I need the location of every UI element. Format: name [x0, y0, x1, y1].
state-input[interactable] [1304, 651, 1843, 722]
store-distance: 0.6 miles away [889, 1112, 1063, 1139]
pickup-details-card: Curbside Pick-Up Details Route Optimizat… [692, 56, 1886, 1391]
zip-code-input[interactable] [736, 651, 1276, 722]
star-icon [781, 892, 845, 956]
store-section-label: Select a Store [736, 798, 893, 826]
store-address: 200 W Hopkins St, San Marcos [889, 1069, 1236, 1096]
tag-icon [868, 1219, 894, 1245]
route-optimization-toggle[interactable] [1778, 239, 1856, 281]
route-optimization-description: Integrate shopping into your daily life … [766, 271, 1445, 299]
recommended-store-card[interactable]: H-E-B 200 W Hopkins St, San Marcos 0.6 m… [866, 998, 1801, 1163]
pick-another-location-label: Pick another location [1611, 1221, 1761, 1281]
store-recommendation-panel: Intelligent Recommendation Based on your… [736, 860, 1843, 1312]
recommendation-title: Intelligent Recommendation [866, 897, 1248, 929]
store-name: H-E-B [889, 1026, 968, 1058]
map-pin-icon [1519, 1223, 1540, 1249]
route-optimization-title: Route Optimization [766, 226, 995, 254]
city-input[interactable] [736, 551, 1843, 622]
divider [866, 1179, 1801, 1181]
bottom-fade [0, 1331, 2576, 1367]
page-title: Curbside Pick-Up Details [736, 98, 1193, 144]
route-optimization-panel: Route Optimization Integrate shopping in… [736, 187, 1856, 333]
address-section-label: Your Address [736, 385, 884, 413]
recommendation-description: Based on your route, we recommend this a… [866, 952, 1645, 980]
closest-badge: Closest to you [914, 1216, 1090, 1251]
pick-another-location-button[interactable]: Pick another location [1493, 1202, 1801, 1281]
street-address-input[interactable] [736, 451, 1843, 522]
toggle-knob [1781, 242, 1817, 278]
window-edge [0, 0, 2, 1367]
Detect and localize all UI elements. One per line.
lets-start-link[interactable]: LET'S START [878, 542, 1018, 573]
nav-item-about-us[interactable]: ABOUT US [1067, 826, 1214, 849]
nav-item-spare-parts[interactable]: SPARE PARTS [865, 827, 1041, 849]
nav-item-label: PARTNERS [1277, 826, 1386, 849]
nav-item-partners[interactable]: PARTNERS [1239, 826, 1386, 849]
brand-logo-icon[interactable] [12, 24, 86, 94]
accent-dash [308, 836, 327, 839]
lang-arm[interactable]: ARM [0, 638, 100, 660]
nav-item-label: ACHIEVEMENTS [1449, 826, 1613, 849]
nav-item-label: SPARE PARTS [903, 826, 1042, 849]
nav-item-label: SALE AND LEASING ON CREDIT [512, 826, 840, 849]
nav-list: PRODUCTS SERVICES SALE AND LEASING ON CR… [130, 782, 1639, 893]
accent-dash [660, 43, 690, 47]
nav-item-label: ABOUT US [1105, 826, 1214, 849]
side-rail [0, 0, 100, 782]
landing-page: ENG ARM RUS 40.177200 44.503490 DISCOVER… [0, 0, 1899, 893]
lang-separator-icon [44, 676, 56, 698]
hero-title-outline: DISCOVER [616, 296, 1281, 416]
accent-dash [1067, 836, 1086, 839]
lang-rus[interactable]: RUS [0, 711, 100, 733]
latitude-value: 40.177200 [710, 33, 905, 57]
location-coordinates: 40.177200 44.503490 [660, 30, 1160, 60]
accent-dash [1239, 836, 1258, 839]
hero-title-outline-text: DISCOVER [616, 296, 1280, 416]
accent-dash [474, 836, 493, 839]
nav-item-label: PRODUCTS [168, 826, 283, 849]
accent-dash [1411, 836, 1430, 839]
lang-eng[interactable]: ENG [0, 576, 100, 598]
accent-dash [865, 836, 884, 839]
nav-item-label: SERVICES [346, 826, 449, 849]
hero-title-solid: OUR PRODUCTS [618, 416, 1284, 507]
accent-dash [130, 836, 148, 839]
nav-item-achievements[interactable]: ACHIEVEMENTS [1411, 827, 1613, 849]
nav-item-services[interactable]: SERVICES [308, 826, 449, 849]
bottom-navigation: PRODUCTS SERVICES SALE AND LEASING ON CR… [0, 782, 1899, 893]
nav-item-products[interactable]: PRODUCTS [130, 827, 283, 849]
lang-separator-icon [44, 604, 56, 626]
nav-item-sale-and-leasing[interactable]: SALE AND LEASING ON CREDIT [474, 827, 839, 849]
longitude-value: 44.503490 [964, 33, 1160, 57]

#### Exercise requirements
Reproduce all of the material above, replacing each "accent-dash" with "accent-line" and leaving everything else unchanged.

#### Answer to the task
I need the location of every UI element. Format: name [x0, y0, x1, y1].
state-input[interactable] [1304, 651, 1843, 722]
store-distance: 0.6 miles away [889, 1112, 1063, 1139]
pickup-details-card: Curbside Pick-Up Details Route Optimizat… [692, 56, 1886, 1391]
zip-code-input[interactable] [736, 651, 1276, 722]
star-icon [781, 892, 845, 956]
store-section-label: Select a Store [736, 798, 893, 826]
store-address: 200 W Hopkins St, San Marcos [889, 1069, 1236, 1096]
tag-icon [868, 1219, 894, 1245]
route-optimization-toggle[interactable] [1778, 239, 1856, 281]
route-optimization-description: Integrate shopping into your daily life … [766, 271, 1445, 299]
recommended-store-card[interactable]: H-E-B 200 W Hopkins St, San Marcos 0.6 m… [866, 998, 1801, 1163]
pick-another-location-label: Pick another location [1611, 1221, 1761, 1281]
store-recommendation-panel: Intelligent Recommendation Based on your… [736, 860, 1843, 1312]
recommendation-title: Intelligent Recommendation [866, 897, 1248, 929]
store-name: H-E-B [889, 1026, 968, 1058]
map-pin-icon [1519, 1223, 1540, 1249]
route-optimization-title: Route Optimization [766, 226, 995, 254]
city-input[interactable] [736, 551, 1843, 622]
divider [866, 1179, 1801, 1181]
bottom-fade [0, 1331, 2576, 1367]
page-title: Curbside Pick-Up Details [736, 98, 1193, 144]
route-optimization-panel: Route Optimization Integrate shopping in… [736, 187, 1856, 333]
address-section-label: Your Address [736, 385, 884, 413]
recommendation-description: Based on your route, we recommend this a… [866, 952, 1645, 980]
closest-badge: Closest to you [914, 1216, 1090, 1251]
pick-another-location-button[interactable]: Pick another location [1493, 1202, 1801, 1281]
street-address-input[interactable] [736, 451, 1843, 522]
toggle-knob [1781, 242, 1817, 278]
window-edge [0, 0, 2, 1367]
Detect and localize all UI elements. One per line.
lets-start-link[interactable]: LET'S START [878, 542, 1018, 573]
nav-item-about-us[interactable]: ABOUT US [1067, 826, 1214, 849]
nav-item-spare-parts[interactable]: SPARE PARTS [865, 827, 1041, 849]
nav-item-label: PARTNERS [1277, 826, 1386, 849]
nav-item-partners[interactable]: PARTNERS [1239, 826, 1386, 849]
brand-logo-icon[interactable] [12, 24, 86, 94]
accent-line [308, 836, 327, 839]
lang-arm[interactable]: ARM [0, 638, 100, 660]
nav-item-label: ACHIEVEMENTS [1449, 826, 1613, 849]
nav-item-label: SPARE PARTS [903, 826, 1042, 849]
nav-item-label: SALE AND LEASING ON CREDIT [512, 826, 840, 849]
nav-list: PRODUCTS SERVICES SALE AND LEASING ON CR… [130, 782, 1639, 893]
accent-line [660, 43, 690, 47]
nav-item-label: ABOUT US [1105, 826, 1214, 849]
side-rail [0, 0, 100, 782]
landing-page: ENG ARM RUS 40.177200 44.503490 DISCOVER… [0, 0, 1899, 893]
lang-separator-icon [44, 676, 56, 698]
hero-title-outline: DISCOVER [616, 296, 1281, 416]
accent-line [1067, 836, 1086, 839]
lang-rus[interactable]: RUS [0, 711, 100, 733]
latitude-value: 40.177200 [710, 33, 905, 57]
location-coordinates: 40.177200 44.503490 [660, 30, 1160, 60]
accent-line [1239, 836, 1258, 839]
hero-title-outline-text: DISCOVER [616, 296, 1280, 416]
accent-line [474, 836, 493, 839]
nav-item-label: PRODUCTS [168, 826, 283, 849]
accent-line [1411, 836, 1430, 839]
lang-eng[interactable]: ENG [0, 576, 100, 598]
accent-line [865, 836, 884, 839]
nav-item-label: SERVICES [346, 826, 449, 849]
hero-title-solid: OUR PRODUCTS [618, 416, 1284, 507]
accent-line [130, 836, 148, 839]
nav-item-achievements[interactable]: ACHIEVEMENTS [1411, 827, 1613, 849]
nav-item-services[interactable]: SERVICES [308, 826, 449, 849]
bottom-navigation: PRODUCTS SERVICES SALE AND LEASING ON CR… [0, 782, 1899, 893]
nav-item-products[interactable]: PRODUCTS [130, 827, 283, 849]
lang-separator-icon [44, 604, 56, 626]
nav-item-sale-and-leasing[interactable]: SALE AND LEASING ON CREDIT [474, 827, 839, 849]
longitude-value: 44.503490 [964, 33, 1160, 57]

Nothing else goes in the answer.